DOCUMENT EXCERPT:
↓

With a full launch planned for the fall of 2025, the initiative will not only generate new insights but also offer tangible tools for nonprofits to strengthen their GivingTuesday campaigns—through data walks, field guides, peer exchanges, and evidence-informed campaign planning resources.

Latin America and the Caribbean: Tracking Digital Giving Trends

In Latin America and the Caribbean (LAC), GivingTuesday’s data work has centered on mapping the dynamics of online generosity. The Online Giving Radar, a recurring initiative led by the LAC Hub, captures emerging trends in digital giving across the region and highlights shifts in donor behavior and organizational strategy.


Building on the 2023 LAC Generosity Report’s valuable insights into the region’s culture of giving, the 2024 Online Giving Radar Report (expected fall 2025) will extend this learning further, offering nonprofits actionable knowledge on digital engagement patterns across LAC. As with the previous version, it will be published in English, Spanish, and Portuguese.

↑

Structured page parsing data:
↓

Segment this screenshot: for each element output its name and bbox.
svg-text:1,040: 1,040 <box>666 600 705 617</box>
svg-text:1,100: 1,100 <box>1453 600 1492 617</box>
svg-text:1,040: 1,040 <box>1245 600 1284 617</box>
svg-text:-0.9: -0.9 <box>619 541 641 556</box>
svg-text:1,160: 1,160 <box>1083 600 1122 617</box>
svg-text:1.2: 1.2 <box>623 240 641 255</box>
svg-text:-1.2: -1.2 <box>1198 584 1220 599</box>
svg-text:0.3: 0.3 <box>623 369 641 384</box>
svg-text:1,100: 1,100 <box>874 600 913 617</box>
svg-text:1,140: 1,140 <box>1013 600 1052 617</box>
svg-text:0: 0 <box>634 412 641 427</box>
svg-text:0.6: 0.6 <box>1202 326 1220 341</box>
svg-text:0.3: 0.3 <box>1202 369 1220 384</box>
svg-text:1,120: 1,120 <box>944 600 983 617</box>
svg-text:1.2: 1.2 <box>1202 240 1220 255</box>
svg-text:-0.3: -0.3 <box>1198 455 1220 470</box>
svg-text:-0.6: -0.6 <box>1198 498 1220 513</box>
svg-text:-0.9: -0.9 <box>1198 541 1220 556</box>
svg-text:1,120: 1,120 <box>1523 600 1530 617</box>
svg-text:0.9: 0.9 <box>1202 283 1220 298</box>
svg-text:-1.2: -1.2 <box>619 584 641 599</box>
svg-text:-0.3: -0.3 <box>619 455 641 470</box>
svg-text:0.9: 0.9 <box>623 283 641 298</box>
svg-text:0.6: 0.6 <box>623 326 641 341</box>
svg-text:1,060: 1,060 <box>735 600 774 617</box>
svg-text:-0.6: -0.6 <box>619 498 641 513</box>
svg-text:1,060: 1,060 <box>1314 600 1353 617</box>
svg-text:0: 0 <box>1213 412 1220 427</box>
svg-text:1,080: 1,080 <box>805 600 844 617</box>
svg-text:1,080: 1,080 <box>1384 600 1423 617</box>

↑

EXERCISES:
• 1. According to the GivingTuesday text, who leads the Online Giving Radar?
• 2. List the tools for nonprofits that the GivingTuesday text names.
• 3. Please continue the GivingTuesday text from where it stops.

TASK-BY-TASK ANSWERS:
• 1. The LAC Hub leads the Online Giving Radar.

• 2. data walks, field guides, peer exchanges, evidence-informed campaign planning resources

• 3.
Europe: Generosity as a Force for Civic Participation

Since its launch in June 2024, the GivingTuesday Europe Hub has been engaging civic actors, nonprofits, and funders to better understand generosity’s role in strengthening civic life. Across diverse European contexts, generosity has shown its ability to catalyze social cohesion, participation, and civic renewal—but this potential remains under-recognized and unevenly supported.


To address this gap, the Hub is developing the Generosity in Europe Report—a comprehensive exploration of how generosity intersects with active citizenship across the continent. The report will also examine the evolving data ecosystem surrounding generosity: who holds the data, how it’s used, and how it might better support civic infrastructure moving forward.

Africa: Tradition, Storytelling, and the Evolution of African Generosity

In Africa, GivingTuesday’s data and storytelling efforts have centered on elevating traditional and emerging expressions of generosity. Through its Traditions of Generosity initiative, the Africa Hub has deepened its work via community storytelling, youth engagement, and academic partnerships that offer richer, contextualized understandings of African philanthropic practices.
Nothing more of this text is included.